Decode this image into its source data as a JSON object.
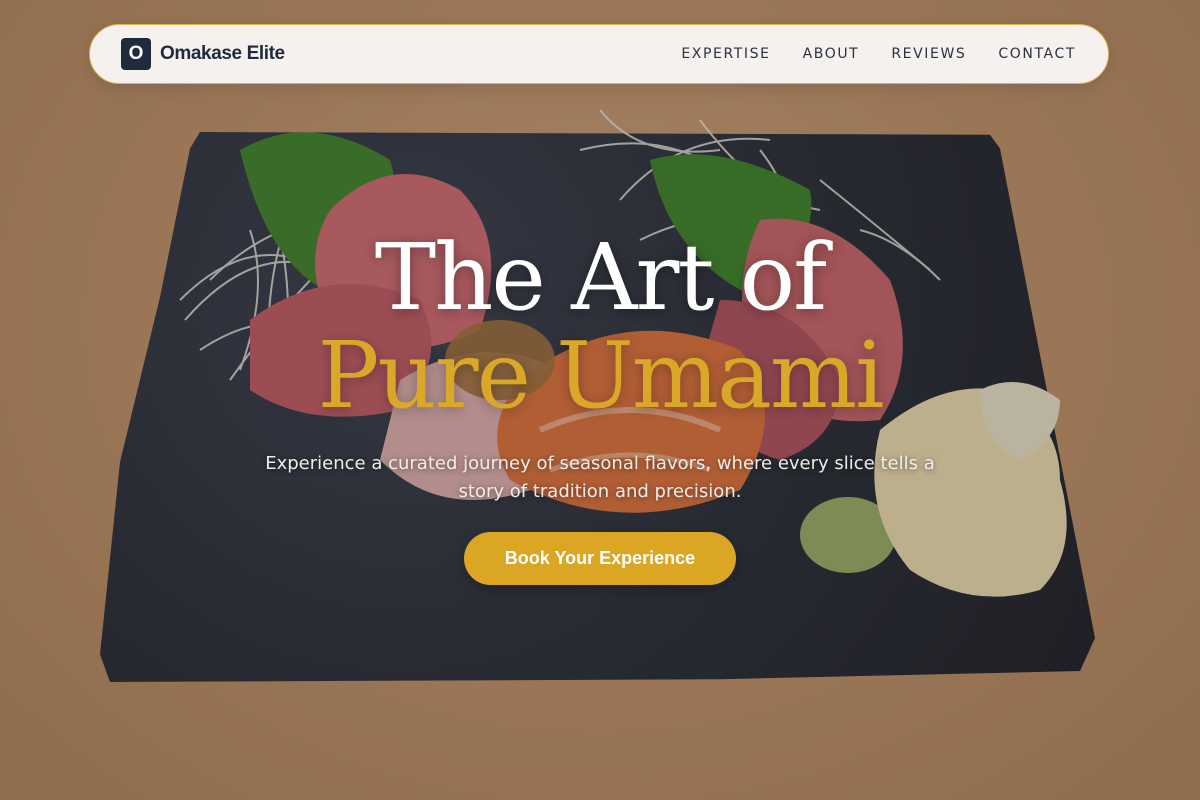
{
  "brand": {
    "logo_letter": "O",
    "name": "Omakase Elite"
  },
  "nav": {
    "items": [
      {
        "label": "EXPERTISE"
      },
      {
        "label": "ABOUT"
      },
      {
        "label": "REVIEWS"
      },
      {
        "label": "CONTACT"
      }
    ]
  },
  "hero": {
    "headline_line1": "The Art of",
    "headline_line2": "Pure Umami",
    "subtitle": "Experience a curated journey of seasonal flavors, where every slice tells a story of tradition and precision.",
    "cta_label": "Book Your Experience",
    "background_image": "sashimi-on-slate-plate"
  },
  "colors": {
    "accent": "#dba623",
    "nav_border": "#dcb54a",
    "brand_dark": "#1f2a3d",
    "nav_bg": "#f5f1ee"
  }
}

+--

YOUR GOAL: Using the records above, output their complete text exactly, minus any images.

REPLY TO THE EXERCISE:
Decode this image into its source data as a JSON object.
{
  "brand": {
    "logo_letter": "O",
    "name": "Omakase Elite"
  },
  "nav": {
    "items": [
      {
        "label": "EXPERTISE"
      },
      {
        "label": "ABOUT"
      },
      {
        "label": "REVIEWS"
      },
      {
        "label": "CONTACT"
      }
    ]
  },
  "hero": {
    "headline_line1": "The Art of",
    "headline_line2": "Pure Umami",
    "subtitle": "Experience a curated journey of seasonal flavors, where every slice tells a story of tradition and precision.",
    "cta_label": "Book Your Experience",
    "background_image": "sashimi-on-slate-plate"
  },
  "colors": {
    "accent": "#dba623",
    "nav_border": "#dcb54a",
    "brand_dark": "#1f2a3d",
    "nav_bg": "#f5f1ee"
  }
}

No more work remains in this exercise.